Short problem> All of the lines below are to be transcribed faithfully, with pictures excluded from the copy.
##########
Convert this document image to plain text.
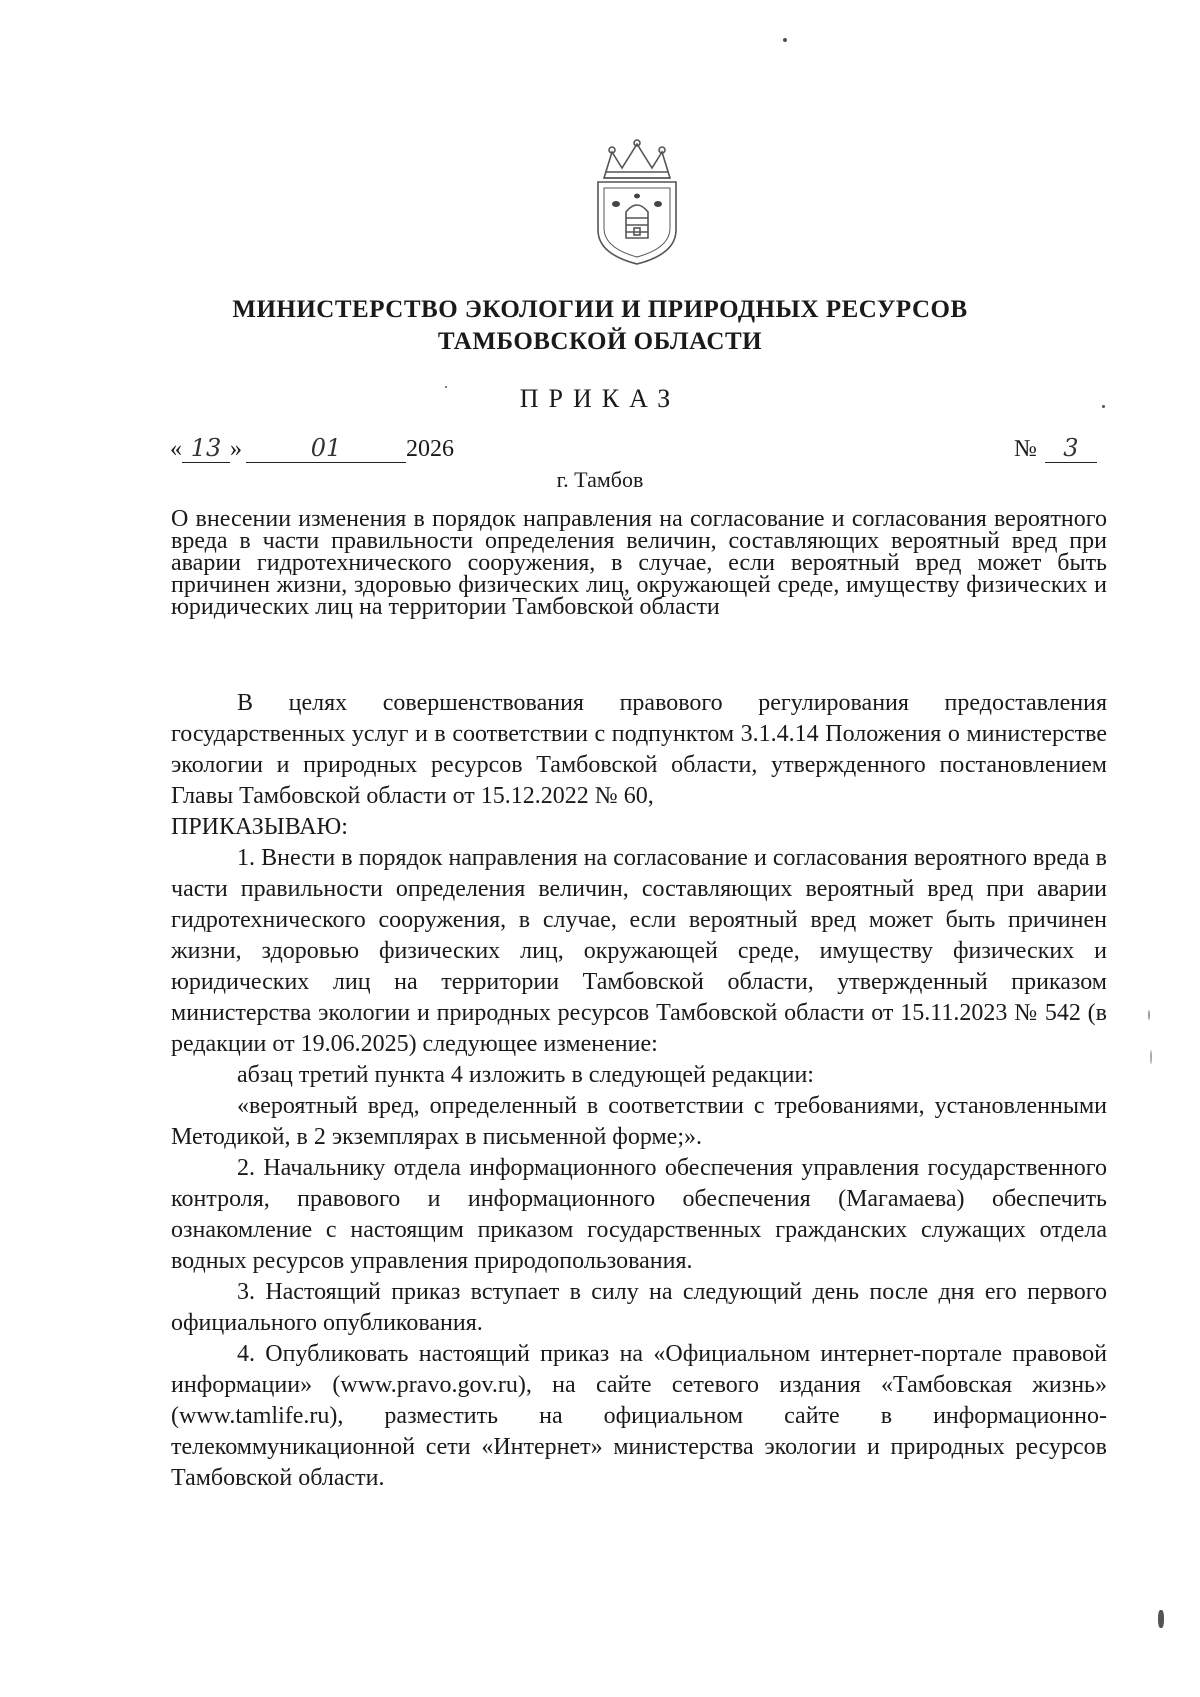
МИНИСТЕРСТВО ЭКОЛОГИИ И ПРИРОДНЫХ РЕСУРСОВ
ТАМБОВСКОЙ ОБЛАСТИ
ПРИКАЗ
« 13 »	01	2026	№	3
г. Тамбов
О внесении изменения в порядок направления на согласование и согласования вероятного вреда в части правильности определения величин, составляющих вероятный вред при аварии гидротехнического сооружения, в случае, если вероятный вред может быть причинен жизни, здоровью физических лиц, окружающей среде, имуществу физических и юридических лиц на территории Тамбовской области

В целях совершенствования правового регулирования предоставления государственных услуг и в соответствии с подпунктом 3.1.4.14 Положения о министерстве экологии и природных ресурсов Тамбовской области, утвержденного постановлением Главы Тамбовской области от 15.12.2022 № 60,

ПРИКАЗЫВАЮ:

1. Внести в порядок направления на согласование и согласования вероятного вреда в части правильности определения величин, составляющих вероятный вред при аварии гидротехнического сооружения, в случае, если вероятный вред может быть причинен жизни, здоровью физических лиц, окружающей среде, имуществу физических и юридических лиц на территории Тамбовской области, утвержденный приказом министерства экологии и природных ресурсов Тамбовской области от 15.11.2023 № 542 (в редакции от 19.06.2025) следующее изменение:

абзац третий пункта 4 изложить в следующей редакции:

«вероятный вред, определенный в соответствии с требованиями, установленными Методикой, в 2 экземплярах в письменной форме;».

2. Начальнику отдела информационного обеспечения управления государственного контроля, правового и информационного обеспечения (Магамаева) обеспечить ознакомление с настоящим приказом государственных гражданских служащих отдела водных ресурсов управления природопользования.

3. Настоящий приказ вступает в силу на следующий день после дня его первого официального опубликования.

4. Опубликовать настоящий приказ на «Официальном интернет-портале правовой информации» (www.pravo.gov.ru), на сайте сетевого издания «Тамбовская жизнь» (www.tamlife.ru), разместить на официальном сайте в информационно-телекоммуникационной сети «Интернет» министерства экологии и природных ресурсов Тамбовской области.
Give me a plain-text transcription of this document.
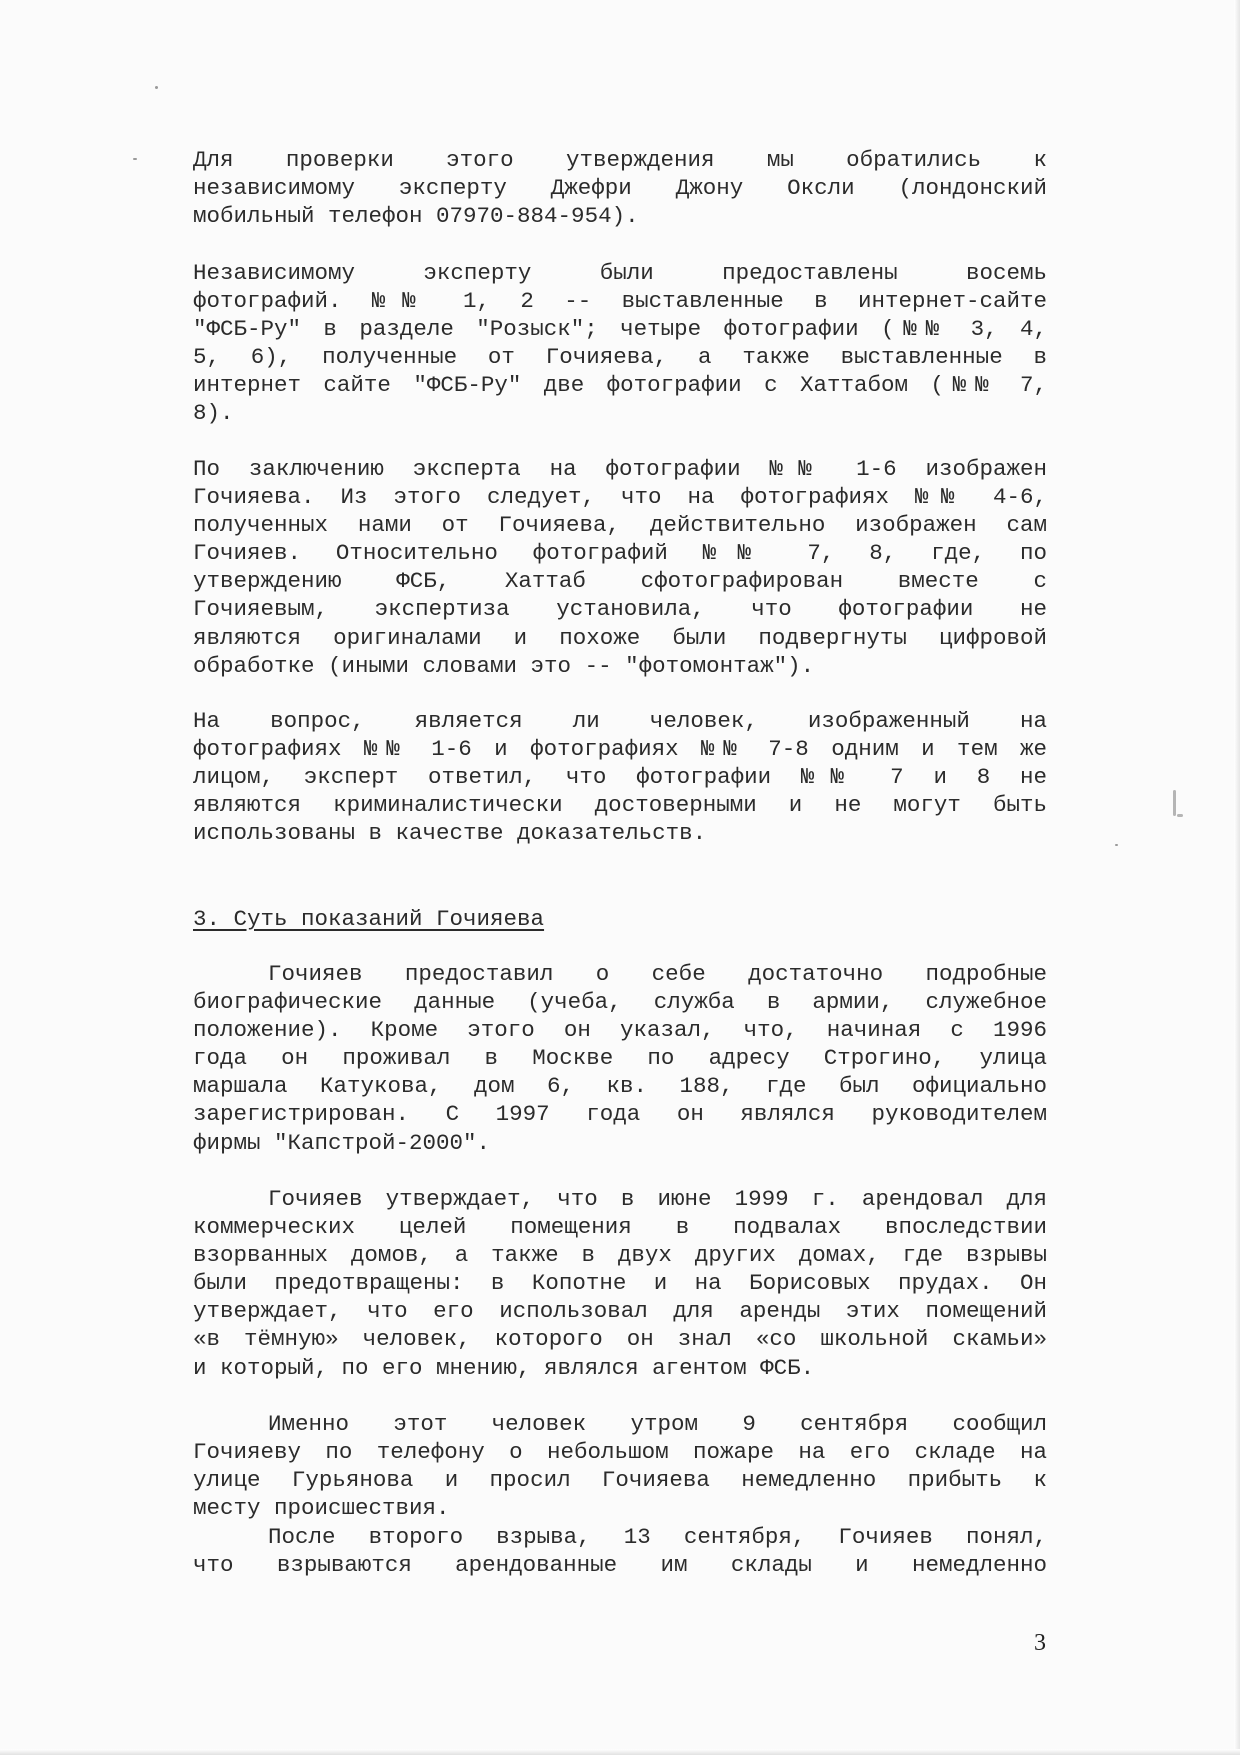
Для проверки этого утверждения мы обратились к
независимому эксперту Джефри Джону Оксли (лондонский
мобильный телефон 07970-884-954).
Независимому эксперту были предоставлены восемь
фотографий. №№ 1, 2 -- выставленные в интернет-сайте
"ФСБ-Ру" в разделе "Розыск"; четыре фотографии (№№ 3, 4,
5, 6), полученные от Гочияева, а также выставленные в
интернет сайте "ФСБ-Ру" две фотографии с Хаттабом (№№ 7,
8).
По заключению эксперта на фотографии №№ 1-6 изображен
Гочияева. Из этого следует, что на фотографиях №№ 4-6,
полученных нами от Гочияева, действительно изображен сам
Гочияев. Относительно фотографий №№ 7, 8, где, по
утверждению ФСБ, Хаттаб сфотографирован вместе с
Гочияевым, экспертиза установила, что фотографии не
являются оригиналами и похоже были подвергнуты цифровой
обработке (иными словами это -- "фотомонтаж").
На вопрос, является ли человек, изображенный на
фотографиях №№ 1-6 и фотографиях №№ 7-8 одним и тем же
лицом, эксперт ответил, что фотографии №№ 7 и 8 не
являются криминалистически достоверными и не могут быть
использованы в качестве доказательств.
3. Суть показаний Гочияева
Гочияев предоставил о себе достаточно подробные
биографические данные (учеба, служба в армии, служебное
положение). Кроме этого он указал, что, начиная с 1996
года он проживал в Москве по адресу Строгино, улица
маршала Катукова, дом 6, кв. 188, где был официально
зарегистрирован. С 1997 года он являлся руководителем
фирмы "Капстрой-2000".
Гочияев утверждает, что в июне 1999 г. арендовал для
коммерческих целей помещения в подвалах впоследствии
взорванных домов, а также в двух других домах, где взрывы
были предотвращены: в Копотне и на Борисовых прудах. Он
утверждает, что его использовал для аренды этих помещений
«в тёмную» человек, которого он знал «со школьной скамьи»
и который, по его мнению, являлся агентом ФСБ.
Именно этот человек утром 9 сентября сообщил
Гочияеву по телефону о небольшом пожаре на его складе на
улице Гурьянова и просил Гочияева немедленно прибыть к
месту происшествия.
После второго взрыва, 13 сентября, Гочияев понял,
что взрываются арендованные им склады и немедленно
3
##########
Full answer>
Convert this document image to plain text.
МИНИСТЕРСТВО ЭКОЛОГИИ И ПРИРОДНЫХ РЕСУРСОВ
ТАМБОВСКОЙ ОБЛАСТИ
ПРИКАЗ
« 13 »	01	2026	№	3
г. Тамбов
О внесении изменения в порядок направления на согласование и согласования вероятного вреда в части правильности определения величин, составляющих вероятный вред при аварии гидротехнического сооружения, в случае, если вероятный вред может быть причинен жизни, здоровью физических лиц, окружающей среде, имуществу физических и юридических лиц на территории Тамбовской области

В целях совершенствования правового регулирования предоставления государственных услуг и в соответствии с подпунктом 3.1.4.14 Положения о министерстве экологии и природных ресурсов Тамбовской области, утвержденного постановлением Главы Тамбовской области от 15.12.2022 № 60,

ПРИКАЗЫВАЮ:

1. Внести в порядок направления на согласование и согласования вероятного вреда в части правильности определения величин, составляющих вероятный вред при аварии гидротехнического сооружения, в случае, если вероятный вред может быть причинен жизни, здоровью физических лиц, окружающей среде, имуществу физических и юридических лиц на территории Тамбовской области, утвержденный приказом министерства экологии и природных ресурсов Тамбовской области от 15.11.2023 № 542 (в редакции от 19.06.2025) следующее изменение:

абзац третий пункта 4 изложить в следующей редакции:

«вероятный вред, определенный в соответствии с требованиями, установленными Методикой, в 2 экземплярах в письменной форме;».

2. Начальнику отдела информационного обеспечения управления государственного контроля, правового и информационного обеспечения (Магамаева) обеспечить ознакомление с настоящим приказом государственных гражданских служащих отдела водных ресурсов управления природопользования.

3. Настоящий приказ вступает в силу на следующий день после дня его первого официального опубликования.

4. Опубликовать настоящий приказ на «Официальном интернет-портале правовой информации» (www.pravo.gov.ru), на сайте сетевого издания «Тамбовская жизнь» (www.tamlife.ru), разместить на официальном сайте в информационно-телекоммуникационной сети «Интернет» министерства экологии и природных ресурсов Тамбовской области.
Give me a plain-text transcription of this document.
Для проверки этого утверждения мы обратились к
независимому эксперту Джефри Джону Оксли (лондонский
мобильный телефон 07970-884-954).
Независимому эксперту были предоставлены восемь
фотографий. №№ 1, 2 -- выставленные в интернет-сайте
"ФСБ-Ру" в разделе "Розыск"; четыре фотографии (№№ 3, 4,
5, 6), полученные от Гочияева, а также выставленные в
интернет сайте "ФСБ-Ру" две фотографии с Хаттабом (№№ 7,
8).
По заключению эксперта на фотографии №№ 1-6 изображен
Гочияева. Из этого следует, что на фотографиях №№ 4-6,
полученных нами от Гочияева, действительно изображен сам
Гочияев. Относительно фотографий №№ 7, 8, где, по
утверждению ФСБ, Хаттаб сфотографирован вместе с
Гочияевым, экспертиза установила, что фотографии не
являются оригиналами и похоже были подвергнуты цифровой
обработке (иными словами это -- "фотомонтаж").
На вопрос, является ли человек, изображенный на
фотографиях №№ 1-6 и фотографиях №№ 7-8 одним и тем же
лицом, эксперт ответил, что фотографии №№ 7 и 8 не
являются криминалистически достоверными и не могут быть
использованы в качестве доказательств.
3. Суть показаний Гочияева
Гочияев предоставил о себе достаточно подробные
биографические данные (учеба, служба в армии, служебное
положение). Кроме этого он указал, что, начиная с 1996
года он проживал в Москве по адресу Строгино, улица
маршала Катукова, дом 6, кв. 188, где был официально
зарегистрирован. С 1997 года он являлся руководителем
фирмы "Капстрой-2000".
Гочияев утверждает, что в июне 1999 г. арендовал для
коммерческих целей помещения в подвалах впоследствии
взорванных домов, а также в двух других домах, где взрывы
были предотвращены: в Копотне и на Борисовых прудах. Он
утверждает, что его использовал для аренды этих помещений
«в тёмную» человек, которого он знал «со школьной скамьи»
и который, по его мнению, являлся агентом ФСБ.
Именно этот человек утром 9 сентября сообщил
Гочияеву по телефону о небольшом пожаре на его складе на
улице Гурьянова и просил Гочияева немедленно прибыть к
месту происшествия.
После второго взрыва, 13 сентября, Гочияев понял,
что взрываются арендованные им склады и немедленно
3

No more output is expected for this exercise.